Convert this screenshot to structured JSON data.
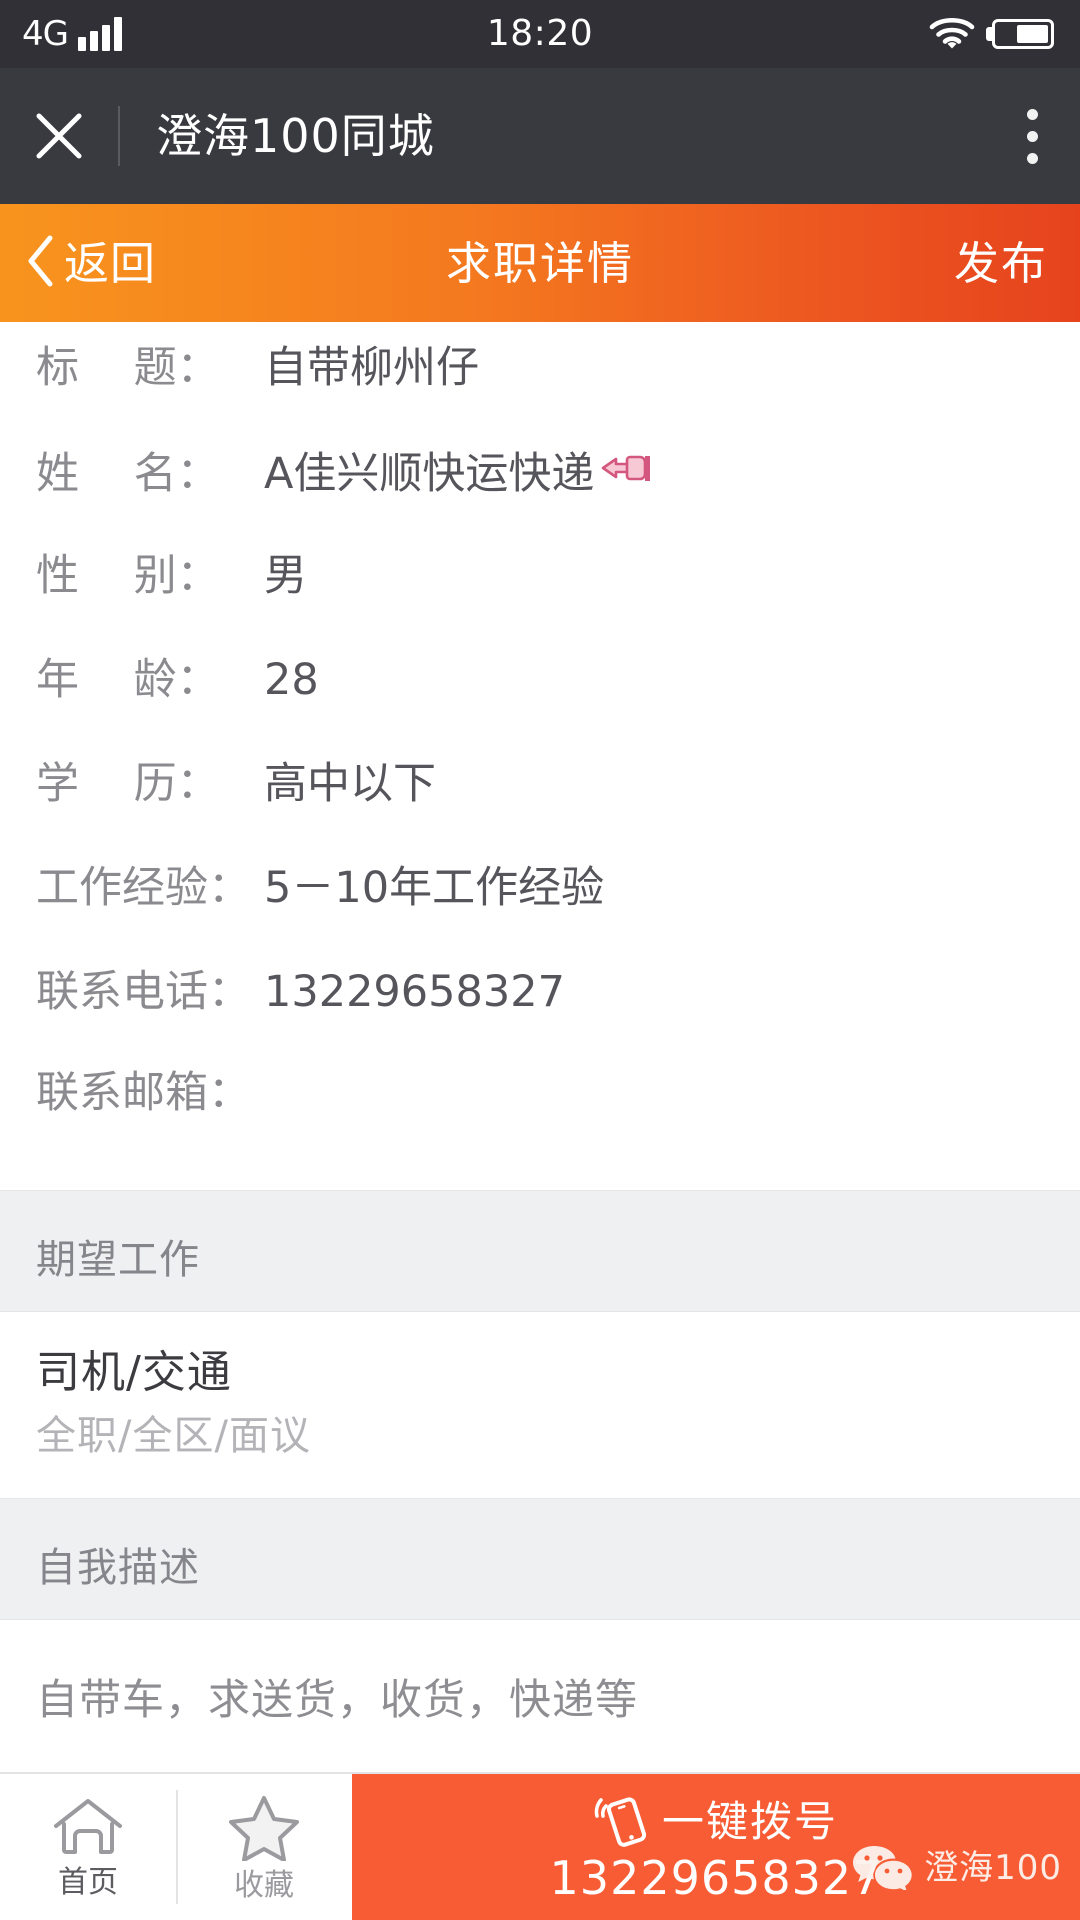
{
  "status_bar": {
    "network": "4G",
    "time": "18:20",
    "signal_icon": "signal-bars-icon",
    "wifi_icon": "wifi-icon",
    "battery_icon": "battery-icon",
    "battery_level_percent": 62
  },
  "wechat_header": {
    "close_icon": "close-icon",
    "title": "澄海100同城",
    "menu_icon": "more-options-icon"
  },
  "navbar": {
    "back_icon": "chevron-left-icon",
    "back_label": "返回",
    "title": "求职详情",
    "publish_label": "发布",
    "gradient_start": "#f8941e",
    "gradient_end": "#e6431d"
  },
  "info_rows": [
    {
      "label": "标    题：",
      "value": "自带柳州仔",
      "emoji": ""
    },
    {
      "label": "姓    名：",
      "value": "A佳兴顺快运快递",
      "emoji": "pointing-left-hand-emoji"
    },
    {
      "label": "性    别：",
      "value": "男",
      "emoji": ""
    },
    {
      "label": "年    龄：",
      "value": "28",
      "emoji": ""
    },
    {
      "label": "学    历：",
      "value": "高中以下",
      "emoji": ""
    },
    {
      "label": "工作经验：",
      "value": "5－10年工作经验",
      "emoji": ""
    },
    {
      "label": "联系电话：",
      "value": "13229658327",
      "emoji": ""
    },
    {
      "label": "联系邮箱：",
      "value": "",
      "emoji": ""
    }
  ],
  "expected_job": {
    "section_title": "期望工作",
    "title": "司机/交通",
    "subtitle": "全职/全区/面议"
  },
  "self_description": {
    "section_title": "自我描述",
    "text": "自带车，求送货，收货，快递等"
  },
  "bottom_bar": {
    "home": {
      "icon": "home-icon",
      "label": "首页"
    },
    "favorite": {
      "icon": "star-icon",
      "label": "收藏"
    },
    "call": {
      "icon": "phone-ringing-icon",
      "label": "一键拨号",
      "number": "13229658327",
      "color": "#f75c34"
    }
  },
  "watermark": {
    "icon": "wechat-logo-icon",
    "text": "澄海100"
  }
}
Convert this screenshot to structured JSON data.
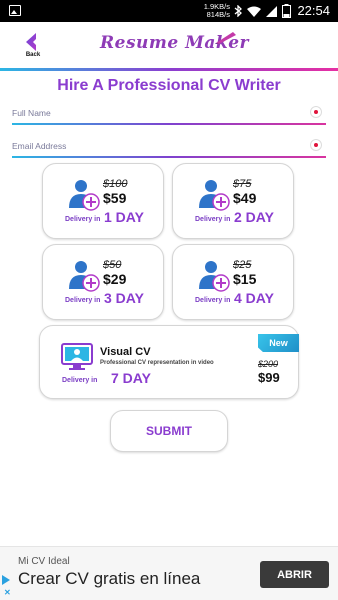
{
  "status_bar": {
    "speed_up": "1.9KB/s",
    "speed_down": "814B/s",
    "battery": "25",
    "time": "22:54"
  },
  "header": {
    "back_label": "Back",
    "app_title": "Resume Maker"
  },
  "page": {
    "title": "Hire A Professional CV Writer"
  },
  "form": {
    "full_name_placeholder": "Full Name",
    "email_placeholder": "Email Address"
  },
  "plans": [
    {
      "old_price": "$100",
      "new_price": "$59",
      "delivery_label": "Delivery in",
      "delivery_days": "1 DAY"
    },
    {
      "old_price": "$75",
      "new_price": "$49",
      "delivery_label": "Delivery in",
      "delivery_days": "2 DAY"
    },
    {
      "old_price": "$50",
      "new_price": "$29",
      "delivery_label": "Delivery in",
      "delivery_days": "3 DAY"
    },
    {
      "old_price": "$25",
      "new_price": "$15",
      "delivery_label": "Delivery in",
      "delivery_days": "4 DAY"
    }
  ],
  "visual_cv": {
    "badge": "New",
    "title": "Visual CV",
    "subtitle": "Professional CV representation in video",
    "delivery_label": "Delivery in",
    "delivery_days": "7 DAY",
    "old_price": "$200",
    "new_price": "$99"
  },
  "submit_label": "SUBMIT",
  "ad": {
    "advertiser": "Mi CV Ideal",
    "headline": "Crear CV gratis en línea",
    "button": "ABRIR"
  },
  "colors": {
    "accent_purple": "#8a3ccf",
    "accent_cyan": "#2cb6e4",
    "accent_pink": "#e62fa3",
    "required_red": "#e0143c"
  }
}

_____

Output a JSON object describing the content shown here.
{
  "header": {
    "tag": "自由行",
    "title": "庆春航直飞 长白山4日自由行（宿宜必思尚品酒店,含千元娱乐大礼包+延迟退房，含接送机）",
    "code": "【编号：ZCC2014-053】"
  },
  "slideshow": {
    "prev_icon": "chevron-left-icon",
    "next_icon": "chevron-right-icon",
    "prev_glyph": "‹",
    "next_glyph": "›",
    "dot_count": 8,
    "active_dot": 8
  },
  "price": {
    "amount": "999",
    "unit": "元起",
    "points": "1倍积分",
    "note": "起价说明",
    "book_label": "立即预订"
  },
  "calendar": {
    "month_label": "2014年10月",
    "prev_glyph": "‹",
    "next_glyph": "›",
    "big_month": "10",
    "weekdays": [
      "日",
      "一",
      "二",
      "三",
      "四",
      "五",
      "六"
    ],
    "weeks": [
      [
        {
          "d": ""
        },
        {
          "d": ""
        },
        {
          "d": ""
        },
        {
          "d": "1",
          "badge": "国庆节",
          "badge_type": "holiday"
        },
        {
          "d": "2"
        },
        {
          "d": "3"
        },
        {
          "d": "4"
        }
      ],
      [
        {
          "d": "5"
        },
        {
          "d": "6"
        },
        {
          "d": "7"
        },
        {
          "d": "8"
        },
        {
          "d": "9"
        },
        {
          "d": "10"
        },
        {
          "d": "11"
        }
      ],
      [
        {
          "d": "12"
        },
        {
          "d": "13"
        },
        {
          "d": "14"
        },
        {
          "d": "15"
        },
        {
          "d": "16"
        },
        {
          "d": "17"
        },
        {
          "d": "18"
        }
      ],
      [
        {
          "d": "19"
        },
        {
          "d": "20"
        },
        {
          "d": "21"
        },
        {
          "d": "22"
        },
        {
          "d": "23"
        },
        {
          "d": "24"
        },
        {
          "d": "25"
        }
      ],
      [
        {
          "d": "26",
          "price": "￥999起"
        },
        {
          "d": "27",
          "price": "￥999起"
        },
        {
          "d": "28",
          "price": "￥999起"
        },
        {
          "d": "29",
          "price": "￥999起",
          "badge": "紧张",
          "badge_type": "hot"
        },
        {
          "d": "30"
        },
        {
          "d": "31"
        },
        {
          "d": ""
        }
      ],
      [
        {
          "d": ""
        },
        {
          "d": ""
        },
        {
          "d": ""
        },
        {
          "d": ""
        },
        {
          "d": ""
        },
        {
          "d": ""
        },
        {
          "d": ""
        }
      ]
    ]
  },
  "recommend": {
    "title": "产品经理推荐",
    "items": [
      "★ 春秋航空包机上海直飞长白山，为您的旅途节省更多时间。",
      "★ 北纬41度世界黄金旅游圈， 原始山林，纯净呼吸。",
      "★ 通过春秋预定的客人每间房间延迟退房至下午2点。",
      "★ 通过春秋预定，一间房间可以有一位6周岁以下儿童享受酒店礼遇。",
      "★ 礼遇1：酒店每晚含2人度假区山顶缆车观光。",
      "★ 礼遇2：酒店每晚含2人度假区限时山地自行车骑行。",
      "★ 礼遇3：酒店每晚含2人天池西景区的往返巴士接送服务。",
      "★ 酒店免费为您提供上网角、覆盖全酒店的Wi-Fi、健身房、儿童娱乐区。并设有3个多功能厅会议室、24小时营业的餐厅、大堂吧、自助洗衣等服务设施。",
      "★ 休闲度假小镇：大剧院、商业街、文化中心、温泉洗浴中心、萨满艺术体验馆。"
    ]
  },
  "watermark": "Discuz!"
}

_____

• _WHAT THE EXERCISE ASKS_
Gather each line of the listing containing the word "chevron" and show it.

• _COMPLETE RESPONSE_
    "back_icon": "chevron-left-icon",
    "prev_icon": "chevron-left-icon",
    "next_icon": "chevron-right-icon",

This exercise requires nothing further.